Provided information →
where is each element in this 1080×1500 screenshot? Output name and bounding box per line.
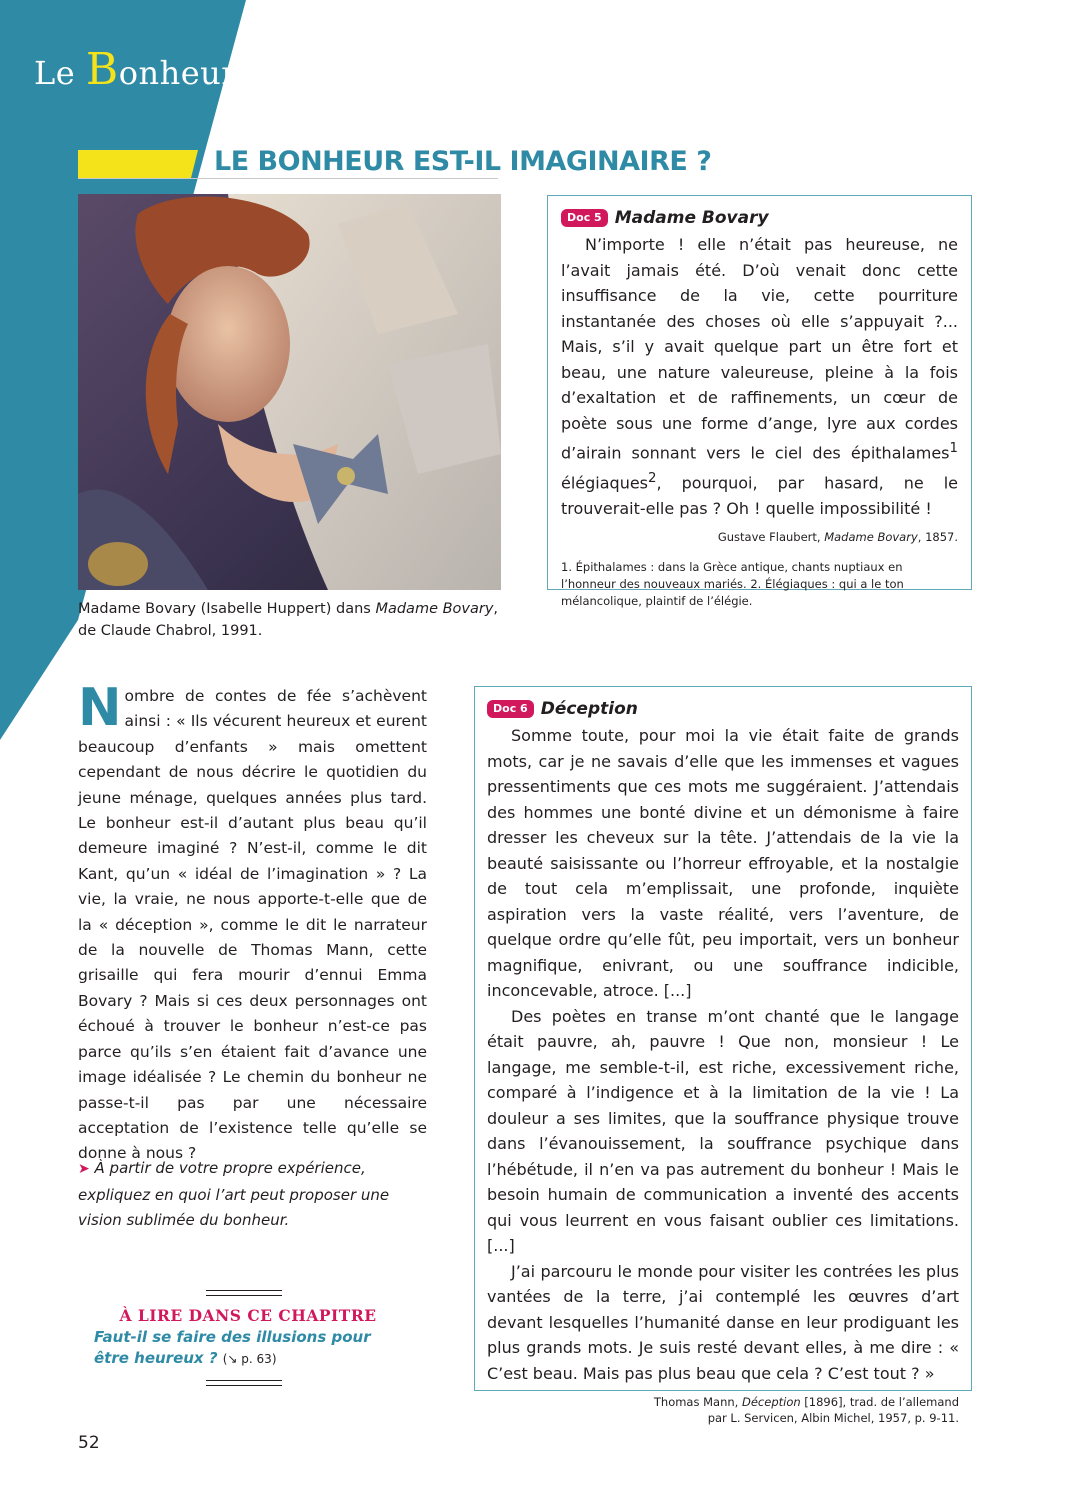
- doc5-source: Gustave Flaubert, Madame Bovary, 1857.: [717, 530, 958, 545]
- doc5-title: Madame Bovary: [614, 208, 769, 228]
- reading-link[interactable]: Faut-il se faire des illusions pour être heureux ? (↘ p. 63): [94, 1328, 371, 1367]
- photo-caption: Madame Bovary (Isabelle Huppert) dans Madame Bovary, de Claude Chabrol, 1991.: [78, 601, 499, 639]
- doc5-box: [547, 195, 972, 609]
- exercise-question: ➤ À partir de votre propre expérience, expliquez en quoi l’art peut proposer une vision sublimée du bonheur.: [78, 1159, 390, 1229]
- intro-paragraph: Nombre de contes de fée s’achèvent ainsi : « Ils vécurent heureux et eurent beaucoup d’enfants » mais omettent cependant de nous décrire le quotidien du jeune ménage, quelques années plus tard. Le bonheur est-il d’autant plus beau qu’il demeure imaginé ? N’est-il, comme le dit Kant, qu’un « idéal de l’imagination » ? La vie, la vraie, ne nous apporte-t-elle que de la « déception », comme le dit le narrateur de la nouvelle de Thomas Mann, cette grisaille qui fera mourir d’ennui Emma Bovary ? Mais si ces deux personnages ont échoué à trouver le bonheur n’est-ce pas parce qu’ils s’en étaient fait d’avance une image idéalisée ? Le chemin du bonheur ne passe-t-il pas par une nécessaire acceptation de l’existence telle qu’elle se donne à nous ?: [78, 678, 427, 1163]
- film-still-photo: [78, 194, 501, 590]
- doc5-tag: Doc 5: [561, 209, 608, 227]
- doc6-tag: Doc 6: [487, 700, 534, 718]
- doc6-text: [487, 723, 959, 1386]
- heading-rule: [78, 178, 498, 179]
- doc6-paragraph: J’ai parcouru le monde pour visiter les contrées les plus vantées de la terre, j’ai contemplé les œuvres d’art devant lesquelles l’humanité danse en leur prodiguant les plus grands mots. Je suis resté devant elles, à me dire : « C’est beau. Mais pas plus beau que cela ? C’est tout ? »: [487, 1261, 959, 1383]
- doc6-box: [474, 686, 972, 1425]
- doc5-notes: 1. Épithalames : dans la Grèce antique, chants nuptiaux en l’honneur des nouveaux mariés. 2. Élégiaques : qui a le ton mélancolique, plaintif de l’élégie.: [561, 560, 904, 609]
- reading-box: [78, 1290, 378, 1386]
- page-number: 52: [78, 1433, 100, 1453]
- reading-title: À LIRE DANS CE CHAPITRE: [119, 1306, 377, 1325]
- drop-cap: N: [78, 678, 122, 738]
- double-rule-bottom: [206, 1380, 282, 1386]
- doc6-source: Thomas Mann, Déception [1896], trad. de l’allemand par L. Servicen, Albin Michel, 1957, p. 9-11.: [653, 1395, 959, 1425]
- doc6-paragraph: Somme toute, pour moi la vie était faite de grands mots, car je ne savais d’elle que les immenses et vagues pressentiments que ces mots me suggéraient. J’attendais des hommes une bonté divine et un démonisme à faire dresser les cheveux sur la tête. J’attendais de la vie la beauté saisissante ou l’horreur effroyable, et la nostalgie de tout cela m’emplissait, une profonde, inquiète aspiration vers la vaste réalité, vers l’aventure, de quelque ordre qu’elle fût, peu importait, vers un bonheur magnifique, enivrant, ou une souffrance indicible, inconcevable, atroce. [...]: [487, 726, 959, 1000]
- doc6-title: Déception: [540, 699, 638, 719]
- section-title: Le Bonheur: [34, 44, 238, 95]
- doc5-text: N’importe ! elle n’était pas heureuse, ne l’avait jamais été. D’où venait donc cette insuffisance de la vie, cette pourriture instantanée des choses où elle s’appuyait ?... Mais, s’il y avait quelque part un être fort et beau, une nature valeureuse, pleine à la fois d’exaltation et de raffinements, un cœur de poète sous une forme d’ange, lyre aux cordes d’airain sonnant vers le ciel des épithalames$^1$ élégiaques$^2$, pourquoi, par hasard, ne le trouverait-elle pas ? Oh ! quelle impossibilité !: [561, 235, 958, 518]
- heading-yellow-bar: [78, 150, 198, 178]
- page-title: LE BONHEUR EST-IL IMAGINAIRE ?: [214, 146, 712, 177]
- section-title-initial: B: [85, 44, 119, 95]
- doc6-paragraph: Des poètes en transe m’ont chanté que le langage était pauvre, ah, pauvre ! Que non, monsieur ! Le langage, me semble-t-il, est riche, excessivement riche, comparé à l’indigence et à la limitation de la vie ! La douleur a ses limites, que la souffrance physique trouve dans l’évanouissement, la souffrance psychique dans l’hébétude, il n’en va pas autrement du bonheur ! Mais le besoin humain de communication a inventé des accents qui vous leurrent en vous faisant oublier ces limitations. [...]: [487, 1006, 959, 1255]
- double-rule-top: [206, 1290, 282, 1296]
- arrow-right-icon: ➤: [78, 1161, 90, 1177]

Stated goal →
Copy every entry above line for line, with no changes, and leave out the pictures.

Written solution →
where is each element in this 1080×1500 screenshot? Output name and bounding box per line.
- doc5-source: Gustave Flaubert, Madame Bovary, 1857.: [717, 530, 958, 545]
- doc5-title: Madame Bovary: [614, 208, 769, 228]
- reading-link[interactable]: Faut-il se faire des illusions pour être heureux ? (↘ p. 63): [94, 1328, 371, 1367]
- photo-caption: Madame Bovary (Isabelle Huppert) dans Madame Bovary, de Claude Chabrol, 1991.: [78, 601, 499, 639]
- doc5-box: [547, 195, 972, 609]
- exercise-question: ➤ À partir de votre propre expérience, expliquez en quoi l’art peut proposer une vision sublimée du bonheur.: [78, 1159, 390, 1229]
- intro-paragraph: Nombre de contes de fée s’achèvent ainsi : « Ils vécurent heureux et eurent beaucoup d’enfants » mais omettent cependant de nous décrire le quotidien du jeune ménage, quelques années plus tard. Le bonheur est-il d’autant plus beau qu’il demeure imaginé ? N’est-il, comme le dit Kant, qu’un « idéal de l’imagination » ? La vie, la vraie, ne nous apporte-t-elle que de la « déception », comme le dit le narrateur de la nouvelle de Thomas Mann, cette grisaille qui fera mourir d’ennui Emma Bovary ? Mais si ces deux personnages ont échoué à trouver le bonheur n’est-ce pas parce qu’ils s’en étaient fait d’avance une image idéalisée ? Le chemin du bonheur ne passe-t-il pas par une nécessaire acceptation de l’existence telle qu’elle se donne à nous ?: [78, 678, 427, 1163]
- film-still-photo: [78, 194, 501, 590]
- doc5-tag: Doc 5: [561, 209, 608, 227]
- doc6-tag: Doc 6: [487, 700, 534, 718]
- doc6-text: [487, 723, 959, 1386]
- heading-rule: [78, 178, 498, 179]
- doc6-paragraph: J’ai parcouru le monde pour visiter les contrées les plus vantées de la terre, j’ai contemplé les œuvres d’art devant lesquelles l’humanité danse en leur prodiguant les plus grands mots. Je suis resté devant elles, à me dire : « C’est beau. Mais pas plus beau que cela ? C’est tout ? »: [487, 1261, 959, 1383]
- doc6-box: [474, 686, 972, 1425]
- doc5-notes: 1. Épithalames : dans la Grèce antique, chants nuptiaux en l’honneur des nouveaux mariés. 2. Élégiaques : qui a le ton mélancolique, plaintif de l’élégie.: [561, 560, 904, 609]
- reading-box: [78, 1290, 378, 1386]
- page-number: 52: [78, 1433, 100, 1453]
- reading-title: À LIRE DANS CE CHAPITRE: [119, 1306, 377, 1325]
- drop-cap: N: [78, 678, 122, 738]
- double-rule-bottom: [206, 1380, 282, 1386]
- doc6-source: Thomas Mann, Déception [1896], trad. de l’allemand par L. Servicen, Albin Michel, 1957, p. 9-11.: [653, 1395, 959, 1425]
- doc6-paragraph: Somme toute, pour moi la vie était faite de grands mots, car je ne savais d’elle que les immenses et vagues pressentiments que ces mots me suggéraient. J’attendais des hommes une bonté divine et un démonisme à faire dresser les cheveux sur la tête. J’attendais de la vie la beauté saisissante ou l’horreur effroyable, et la nostalgie de tout cela m’emplissait, une profonde, inquiète aspiration vers la vaste réalité, vers l’aventure, de quelque ordre qu’elle fût, peu importait, vers un bonheur magnifique, enivrant, ou une souffrance indicible, inconcevable, atroce. [...]: [487, 726, 959, 1000]
- doc6-title: Déception: [540, 699, 638, 719]
- section-title: Le Bonheur: [34, 44, 238, 95]
- doc5-text: N’importe ! elle n’était pas heureuse, ne l’avait jamais été. D’où venait donc cette insuffisance de la vie, cette pourriture instantanée des choses où elle s’appuyait ?... Mais, s’il y avait quelque part un être fort et beau, une nature valeureuse, pleine à la fois d’exaltation et de raffinements, un cœur de poète sous une forme d’ange, lyre aux cordes d’airain sonnant vers le ciel des épithalames$^1$ élégiaques$^2$, pourquoi, par hasard, ne le trouverait-elle pas ? Oh ! quelle impossibilité !: [561, 235, 958, 518]
- heading-yellow-bar: [78, 150, 198, 178]
- page-title: LE BONHEUR EST-IL IMAGINAIRE ?: [214, 146, 712, 177]
- section-title-initial: B: [85, 44, 119, 95]
- doc6-paragraph: Des poètes en transe m’ont chanté que le langage était pauvre, ah, pauvre ! Que non, monsieur ! Le langage, me semble-t-il, est riche, excessivement riche, comparé à l’indigence et à la limitation de la vie ! La douleur a ses limites, que la souffrance physique trouve dans l’évanouissement, la souffrance psychique dans l’hébétude, il n’en va pas autrement du bonheur ! Mais le besoin humain de communication a inventé des accents qui vous leurrent en vous faisant oublier ces limitations. [...]: [487, 1006, 959, 1255]
- double-rule-top: [206, 1290, 282, 1296]
- arrow-right-icon: ➤: [78, 1161, 90, 1177]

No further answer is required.